掲載テキスト:
○ ○ ○
349ドルという価格はグーグルホームの129ドルの2倍以上。アマゾンエコーの180ドルと比較してもかなり強気の価格設定と言える。HomePodは競合には無い「音質へのこだわり」を売りにするが、それだけで消費者を納得させられるかどうかは未知数だ。
音声アシスタント機能、Siriを2011年に投入したアップルはこの分野のパイオニアとなったが、スマートスピーカーの開発戦線においてはアマゾンエコーやグーグルホームに遅れをとる形になっていた。後発のアップルが競合に対しどのような差別化を行うかに注目が高まっていた。
アップルのHomePodはSiriの音声アシスタント機能を用い、「Hey, Siri」の音声コマンドで操作を開始する。内部には6つのマイクが搭載されている(アマゾンエコーの内蔵マイクは7つ。グーグルホームは2つ)。
ユーザーは音声コマンドを通じたニュースの読み上げやポッドキャストの再生、リマインドの設定等が可能で、HomeKit経由でサードパーティのデバイスの操作も可能だ。HomePodは家庭の照明やサーモスタット機器等のコントロールのハブとしても機能する。
しかし、これらの機能はアマゾンやグーグルのスマートスピーカーとさほど変わらない。HomePodの最大の差別化要因となるのがサウンドのクオリティだ。
部屋に応じ最適なサウンドを再生
HomePodのスピーカーには指向性を備えた7つのツイーターや4インチのウーファーが装備され、室内空間を認識して音質を自動調整する。音質の調整を担うのはアップルが2016年のiPhone 6以降の製品に投入したA8チップで、リアルタイムで音響特性を分析し、最適な音響モデリングを行うことが可能だ。
アップルのマーケティング担当のPhil Schillerは「この製品は最も優れた頭脳を搭載したスピーカー製品と言える」と説明した。
SchillerによるとHomePodはアップルミュージックのストリーミングと緊密に連携するという。楽曲の再生を頼めるだけでなく「このドラムを叩いているのは誰?」といった質問にも答えられる。さらにユーザーは「これと似た曲をもっと再生して」といったリクエストを行うことも可能だ。
ここで気になるのは HomePodがスポティファイのような他社のストリーミングサービスにも対応するのかという点だが、これに対しては何も述べられなかった。
○ ○ ○
与えられた行:
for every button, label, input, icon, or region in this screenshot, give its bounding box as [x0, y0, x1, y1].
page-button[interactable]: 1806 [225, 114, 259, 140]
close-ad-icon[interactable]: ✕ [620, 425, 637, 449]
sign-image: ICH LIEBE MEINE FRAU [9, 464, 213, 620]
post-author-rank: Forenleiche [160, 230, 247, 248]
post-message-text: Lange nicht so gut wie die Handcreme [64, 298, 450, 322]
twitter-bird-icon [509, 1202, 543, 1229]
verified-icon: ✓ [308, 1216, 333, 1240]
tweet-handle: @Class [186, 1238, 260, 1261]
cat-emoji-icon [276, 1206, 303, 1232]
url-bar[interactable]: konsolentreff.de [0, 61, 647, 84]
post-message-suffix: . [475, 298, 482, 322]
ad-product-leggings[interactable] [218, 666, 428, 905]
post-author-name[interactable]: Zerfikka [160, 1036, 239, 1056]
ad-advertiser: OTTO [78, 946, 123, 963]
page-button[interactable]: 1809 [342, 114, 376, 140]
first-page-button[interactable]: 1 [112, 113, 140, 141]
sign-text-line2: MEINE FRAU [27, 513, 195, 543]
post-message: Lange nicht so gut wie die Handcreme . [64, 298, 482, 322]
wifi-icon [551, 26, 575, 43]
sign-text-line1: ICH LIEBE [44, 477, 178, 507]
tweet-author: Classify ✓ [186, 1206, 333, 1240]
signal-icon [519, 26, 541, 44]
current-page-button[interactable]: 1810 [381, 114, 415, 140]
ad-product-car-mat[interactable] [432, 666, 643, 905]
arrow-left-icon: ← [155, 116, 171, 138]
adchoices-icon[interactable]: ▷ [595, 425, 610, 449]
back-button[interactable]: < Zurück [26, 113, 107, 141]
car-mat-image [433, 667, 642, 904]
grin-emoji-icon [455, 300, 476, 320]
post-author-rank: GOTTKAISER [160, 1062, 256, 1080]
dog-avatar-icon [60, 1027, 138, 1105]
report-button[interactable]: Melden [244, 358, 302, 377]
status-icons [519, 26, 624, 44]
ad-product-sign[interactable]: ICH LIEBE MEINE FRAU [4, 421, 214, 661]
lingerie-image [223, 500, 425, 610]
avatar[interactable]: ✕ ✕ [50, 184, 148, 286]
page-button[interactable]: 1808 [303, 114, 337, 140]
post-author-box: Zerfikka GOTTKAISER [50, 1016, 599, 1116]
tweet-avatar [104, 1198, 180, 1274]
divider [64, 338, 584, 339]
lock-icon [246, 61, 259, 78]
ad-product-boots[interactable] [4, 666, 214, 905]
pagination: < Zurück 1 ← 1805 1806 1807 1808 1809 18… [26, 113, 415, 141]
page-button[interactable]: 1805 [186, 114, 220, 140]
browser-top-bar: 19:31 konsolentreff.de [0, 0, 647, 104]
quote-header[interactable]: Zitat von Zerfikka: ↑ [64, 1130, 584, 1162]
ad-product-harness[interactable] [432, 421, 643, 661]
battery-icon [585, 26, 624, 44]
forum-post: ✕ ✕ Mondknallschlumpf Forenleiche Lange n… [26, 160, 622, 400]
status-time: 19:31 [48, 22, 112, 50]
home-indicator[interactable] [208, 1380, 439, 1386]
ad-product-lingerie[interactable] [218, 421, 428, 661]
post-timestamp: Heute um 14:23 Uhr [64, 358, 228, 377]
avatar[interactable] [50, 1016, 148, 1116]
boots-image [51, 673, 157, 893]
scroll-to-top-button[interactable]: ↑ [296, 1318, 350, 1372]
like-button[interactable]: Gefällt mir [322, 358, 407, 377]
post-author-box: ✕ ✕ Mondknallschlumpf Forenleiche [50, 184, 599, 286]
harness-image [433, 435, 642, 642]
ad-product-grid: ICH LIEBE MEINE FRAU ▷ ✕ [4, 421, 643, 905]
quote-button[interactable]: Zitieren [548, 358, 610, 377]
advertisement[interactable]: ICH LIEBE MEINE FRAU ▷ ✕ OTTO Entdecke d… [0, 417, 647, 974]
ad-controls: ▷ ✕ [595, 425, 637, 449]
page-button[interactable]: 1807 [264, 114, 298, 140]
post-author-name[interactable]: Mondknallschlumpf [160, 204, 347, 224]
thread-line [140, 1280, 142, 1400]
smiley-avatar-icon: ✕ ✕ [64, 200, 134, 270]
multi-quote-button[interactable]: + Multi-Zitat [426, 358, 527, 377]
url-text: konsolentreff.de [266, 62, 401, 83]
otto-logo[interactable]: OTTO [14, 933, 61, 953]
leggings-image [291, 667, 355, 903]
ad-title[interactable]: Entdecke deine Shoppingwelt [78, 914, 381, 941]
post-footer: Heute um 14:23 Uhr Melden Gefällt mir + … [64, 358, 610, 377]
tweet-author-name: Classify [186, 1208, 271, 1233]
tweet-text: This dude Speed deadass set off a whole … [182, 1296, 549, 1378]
○ ○ ○
課題:
掲載テキストの「しかし、これらの機能はアマゾ」から「しては何も述べられなかった。」までを、一字一句変えずに書き写してください。

解答:
しかし、これらの機能はアマゾンやグーグルのスマートスピーカーとさほど変わらない。HomePodの最大の差別化要因となるのがサウンドのクオリティだ。
部屋に応じ最適なサウンドを再生
HomePodのスピーカーには指向性を備えた7つのツイーターや4インチのウーファーが装備され、室内空間を認識して音質を自動調整する。音質の調整を担うのはアップルが2016年のiPhone 6以降の製品に投入したA8チップで、リアルタイムで音響特性を分析し、最適な音響モデリングを行うことが可能だ。
アップルのマーケティング担当のPhil Schillerは「この製品は最も優れた頭脳を搭載したスピーカー製品と言える」と説明した。
SchillerによるとHomePodはアップルミュージックのストリーミングと緊密に連携するという。楽曲の再生を頼めるだけでなく「このドラムを叩いているのは誰?」といった質問にも答えられる。さらにユーザーは「これと似た曲をもっと再生して」といったリクエストを行うことも可能だ。
ここで気になるのは HomePodがスポティファイのような他社のストリーミングサービスにも対応するのかという点だが、これに対しては何も述べられなかった。